Output the records exactly as they appear, with no pictures included.

### Collected data:
= = = = = = =
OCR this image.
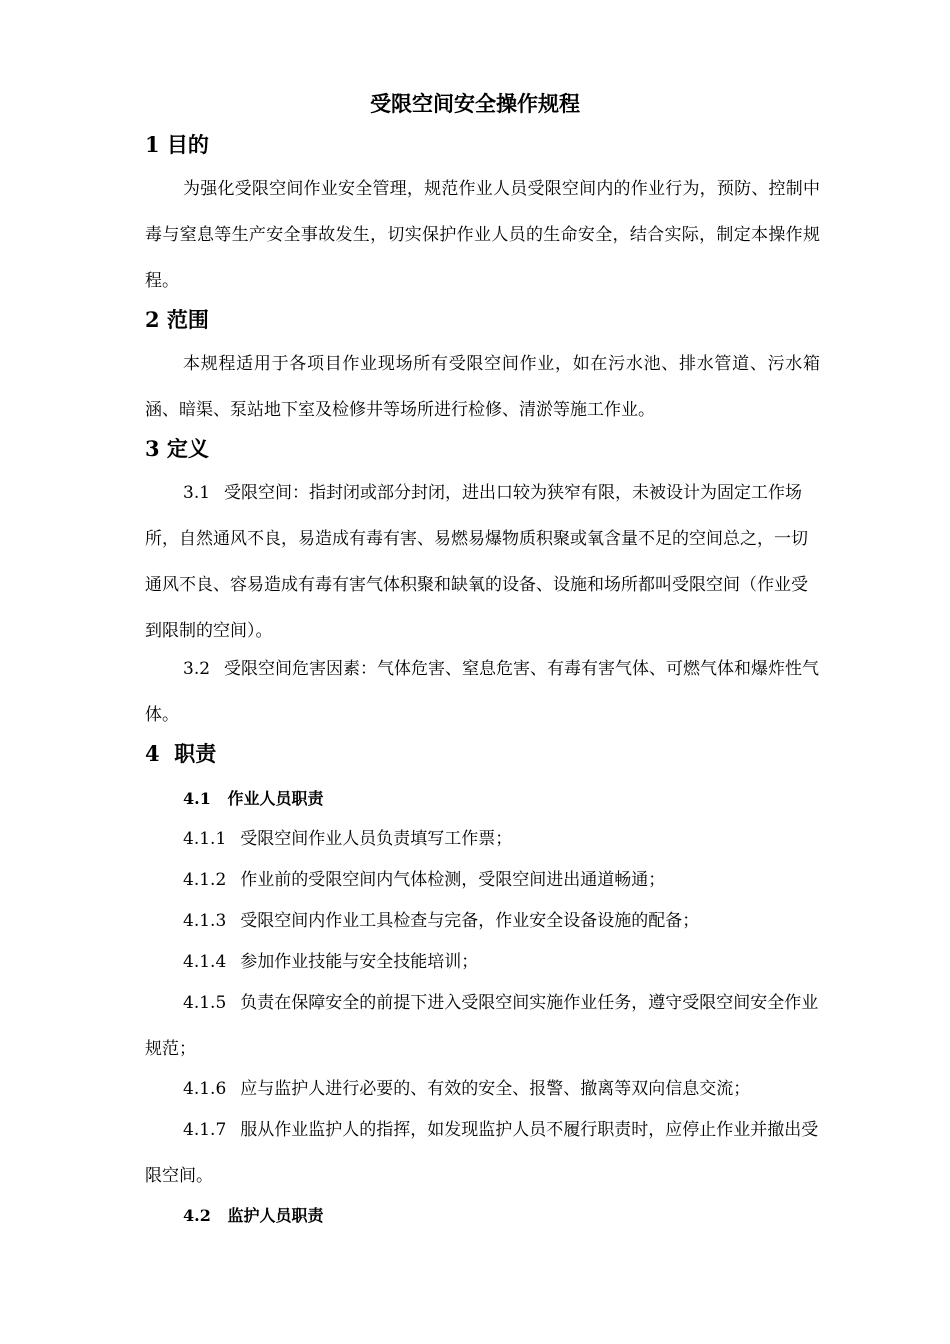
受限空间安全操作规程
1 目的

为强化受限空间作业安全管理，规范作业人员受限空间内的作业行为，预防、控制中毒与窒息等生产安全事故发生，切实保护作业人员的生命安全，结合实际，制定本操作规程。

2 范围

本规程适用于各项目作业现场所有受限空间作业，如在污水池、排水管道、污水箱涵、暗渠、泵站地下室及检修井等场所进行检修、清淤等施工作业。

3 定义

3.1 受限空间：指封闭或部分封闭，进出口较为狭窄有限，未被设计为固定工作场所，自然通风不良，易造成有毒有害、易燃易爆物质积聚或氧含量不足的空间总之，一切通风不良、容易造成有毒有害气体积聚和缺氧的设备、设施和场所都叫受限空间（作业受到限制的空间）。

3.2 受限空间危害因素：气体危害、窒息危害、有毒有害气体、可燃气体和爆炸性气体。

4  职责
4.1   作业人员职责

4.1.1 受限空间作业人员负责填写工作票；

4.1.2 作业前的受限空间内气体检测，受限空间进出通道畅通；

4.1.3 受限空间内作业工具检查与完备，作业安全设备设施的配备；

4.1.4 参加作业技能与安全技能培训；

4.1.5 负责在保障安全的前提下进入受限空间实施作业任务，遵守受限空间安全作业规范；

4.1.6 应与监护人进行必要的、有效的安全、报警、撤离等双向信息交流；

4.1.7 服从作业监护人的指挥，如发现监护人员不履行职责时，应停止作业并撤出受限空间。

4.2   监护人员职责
= = = = = = =
### EXERCISE OUTPUT:
OCR this image.
受限空间安全操作规程
1 目的

为强化受限空间作业安全管理，规范作业人员受限空间内的作业行为，预防、控制中毒与窒息等生产安全事故发生，切实保护作业人员的生命安全，结合实际，制定本操作规程。

2 范围

本规程适用于各项目作业现场所有受限空间作业，如在污水池、排水管道、污水箱涵、暗渠、泵站地下室及检修井等场所进行检修、清淤等施工作业。

3 定义

3.1 受限空间：指封闭或部分封闭，进出口较为狭窄有限，未被设计为固定工作场所，自然通风不良，易造成有毒有害、易燃易爆物质积聚或氧含量不足的空间总之，一切通风不良、容易造成有毒有害气体积聚和缺氧的设备、设施和场所都叫受限空间（作业受到限制的空间）。

3.2 受限空间危害因素：气体危害、窒息危害、有毒有害气体、可燃气体和爆炸性气体。

4  职责
4.1   作业人员职责

4.1.1 受限空间作业人员负责填写工作票；

4.1.2 作业前的受限空间内气体检测，受限空间进出通道畅通；

4.1.3 受限空间内作业工具检查与完备，作业安全设备设施的配备；

4.1.4 参加作业技能与安全技能培训；

4.1.5 负责在保障安全的前提下进入受限空间实施作业任务，遵守受限空间安全作业规范；

4.1.6 应与监护人进行必要的、有效的安全、报警、撤离等双向信息交流；

4.1.7 服从作业监护人的指挥，如发现监护人员不履行职责时，应停止作业并撤出受限空间。

4.2   监护人员职责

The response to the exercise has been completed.